Stored records

------------------------

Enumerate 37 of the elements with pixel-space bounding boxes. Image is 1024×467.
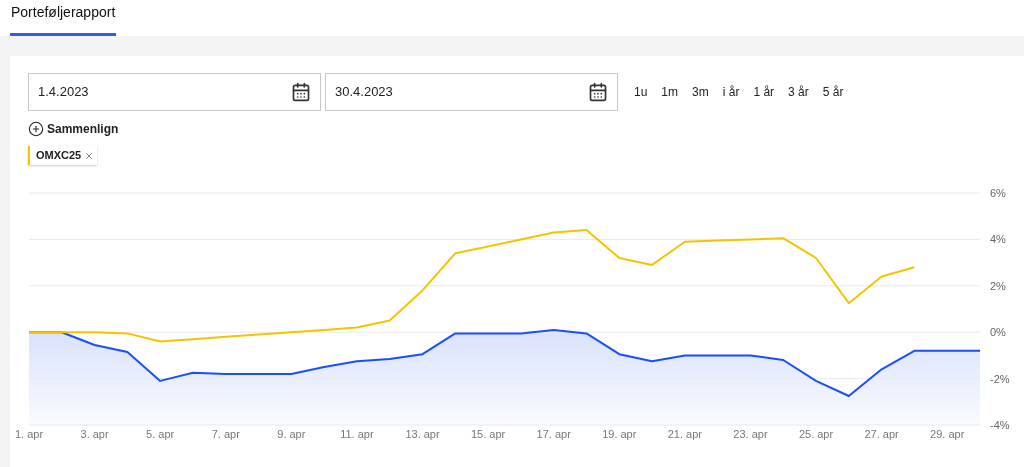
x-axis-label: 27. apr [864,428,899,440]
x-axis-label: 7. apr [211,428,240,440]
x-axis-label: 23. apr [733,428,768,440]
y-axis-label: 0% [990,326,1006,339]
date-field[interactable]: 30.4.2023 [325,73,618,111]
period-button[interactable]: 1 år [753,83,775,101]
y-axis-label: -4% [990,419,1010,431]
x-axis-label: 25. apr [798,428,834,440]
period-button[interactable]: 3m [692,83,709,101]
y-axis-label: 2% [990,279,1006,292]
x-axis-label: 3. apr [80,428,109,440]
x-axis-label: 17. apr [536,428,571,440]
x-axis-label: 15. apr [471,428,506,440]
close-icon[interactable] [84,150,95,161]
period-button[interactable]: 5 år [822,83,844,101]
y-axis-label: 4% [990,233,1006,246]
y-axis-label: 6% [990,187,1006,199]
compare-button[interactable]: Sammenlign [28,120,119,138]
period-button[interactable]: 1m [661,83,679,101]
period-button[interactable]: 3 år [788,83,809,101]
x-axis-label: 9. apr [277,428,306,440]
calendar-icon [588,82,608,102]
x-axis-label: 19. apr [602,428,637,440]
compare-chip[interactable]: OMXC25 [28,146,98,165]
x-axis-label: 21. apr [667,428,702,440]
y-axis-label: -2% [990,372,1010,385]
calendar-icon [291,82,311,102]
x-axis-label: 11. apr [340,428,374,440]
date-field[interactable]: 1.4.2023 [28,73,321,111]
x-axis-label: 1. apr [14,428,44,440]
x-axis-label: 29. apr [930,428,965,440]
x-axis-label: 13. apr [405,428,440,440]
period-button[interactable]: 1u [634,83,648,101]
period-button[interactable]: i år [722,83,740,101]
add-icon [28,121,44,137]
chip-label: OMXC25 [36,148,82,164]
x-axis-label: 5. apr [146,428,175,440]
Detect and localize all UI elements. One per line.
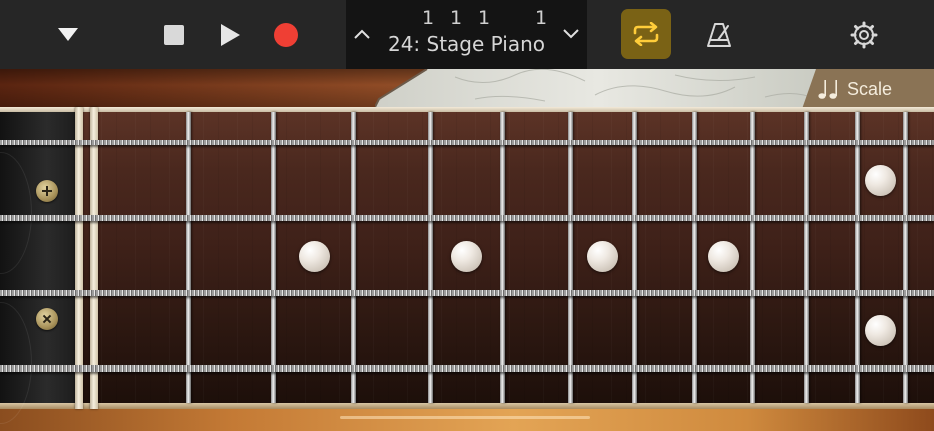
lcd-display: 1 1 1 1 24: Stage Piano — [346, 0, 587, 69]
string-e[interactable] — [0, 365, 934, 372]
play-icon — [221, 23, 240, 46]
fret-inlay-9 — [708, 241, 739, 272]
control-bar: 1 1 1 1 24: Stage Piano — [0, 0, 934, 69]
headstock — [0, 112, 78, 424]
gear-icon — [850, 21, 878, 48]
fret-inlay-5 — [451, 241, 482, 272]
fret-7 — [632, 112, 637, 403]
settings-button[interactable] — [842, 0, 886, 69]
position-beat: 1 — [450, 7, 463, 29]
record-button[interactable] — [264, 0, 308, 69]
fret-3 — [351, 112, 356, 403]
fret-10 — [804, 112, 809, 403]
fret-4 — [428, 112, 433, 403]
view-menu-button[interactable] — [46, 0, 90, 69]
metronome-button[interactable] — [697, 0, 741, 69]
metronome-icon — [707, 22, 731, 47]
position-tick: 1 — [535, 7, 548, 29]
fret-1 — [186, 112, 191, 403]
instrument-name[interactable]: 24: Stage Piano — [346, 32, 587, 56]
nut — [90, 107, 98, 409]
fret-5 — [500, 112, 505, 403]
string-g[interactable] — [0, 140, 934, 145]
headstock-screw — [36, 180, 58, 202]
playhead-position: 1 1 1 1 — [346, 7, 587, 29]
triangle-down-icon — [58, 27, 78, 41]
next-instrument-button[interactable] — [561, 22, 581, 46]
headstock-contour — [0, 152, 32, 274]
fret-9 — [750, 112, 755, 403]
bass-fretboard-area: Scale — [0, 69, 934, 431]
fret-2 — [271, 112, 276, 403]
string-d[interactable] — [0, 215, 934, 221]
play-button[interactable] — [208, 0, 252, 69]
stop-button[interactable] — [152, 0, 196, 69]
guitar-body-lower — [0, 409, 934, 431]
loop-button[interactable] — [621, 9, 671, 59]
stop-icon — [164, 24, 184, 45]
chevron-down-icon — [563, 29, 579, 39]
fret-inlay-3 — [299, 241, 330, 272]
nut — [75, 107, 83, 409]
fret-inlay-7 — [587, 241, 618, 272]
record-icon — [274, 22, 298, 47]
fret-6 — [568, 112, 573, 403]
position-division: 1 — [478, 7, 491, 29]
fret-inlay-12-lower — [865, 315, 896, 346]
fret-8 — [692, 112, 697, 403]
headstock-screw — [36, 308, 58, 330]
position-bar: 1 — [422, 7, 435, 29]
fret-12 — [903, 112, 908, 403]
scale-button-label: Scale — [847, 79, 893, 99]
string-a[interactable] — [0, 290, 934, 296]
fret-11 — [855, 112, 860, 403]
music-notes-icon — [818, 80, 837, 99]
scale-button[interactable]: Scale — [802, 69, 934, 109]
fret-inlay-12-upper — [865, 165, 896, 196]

------------------------

Write out the rows from the one containing "x-axis-label: 27. apr [864,428,899,440]" through the one containing "x-axis-label: 9. apr [277,428,306,440]", both included, as a numbered list without blank lines.

1. x-axis-label: 27. apr [864,428,899,440]
2. x-axis-label: 7. apr [211,428,240,440]
3. x-axis-label: 23. apr [733,428,768,440]
4. y-axis-label: 0% [990,326,1006,339]
5. date-field[interactable]: 30.4.2023 [325,73,618,111]
6. period-button[interactable]: 1 år [753,83,775,101]
7. y-axis-label: -4% [990,419,1010,431]
8. x-axis-label: 25. apr [798,428,834,440]
9. period-button[interactable]: 3m [692,83,709,101]
10. y-axis-label: 2% [990,279,1006,292]
11. x-axis-label: 3. apr [80,428,109,440]
12. x-axis-label: 17. apr [536,428,571,440]
13. x-axis-label: 15. apr [471,428,506,440]
14. close-icon[interactable] [84,150,95,161]
15. period-button[interactable]: 5 år [822,83,844,101]
16. y-axis-label: 4% [990,233,1006,246]
17. y-axis-label: 6% [990,187,1006,199]
18. compare-button[interactable]: Sammenlign [28,120,119,138]
19. period-button[interactable]: 1m [661,83,679,101]
20. period-button[interactable]: 3 år [788,83,809,101]
21. x-axis-label: 9. apr [277,428,306,440]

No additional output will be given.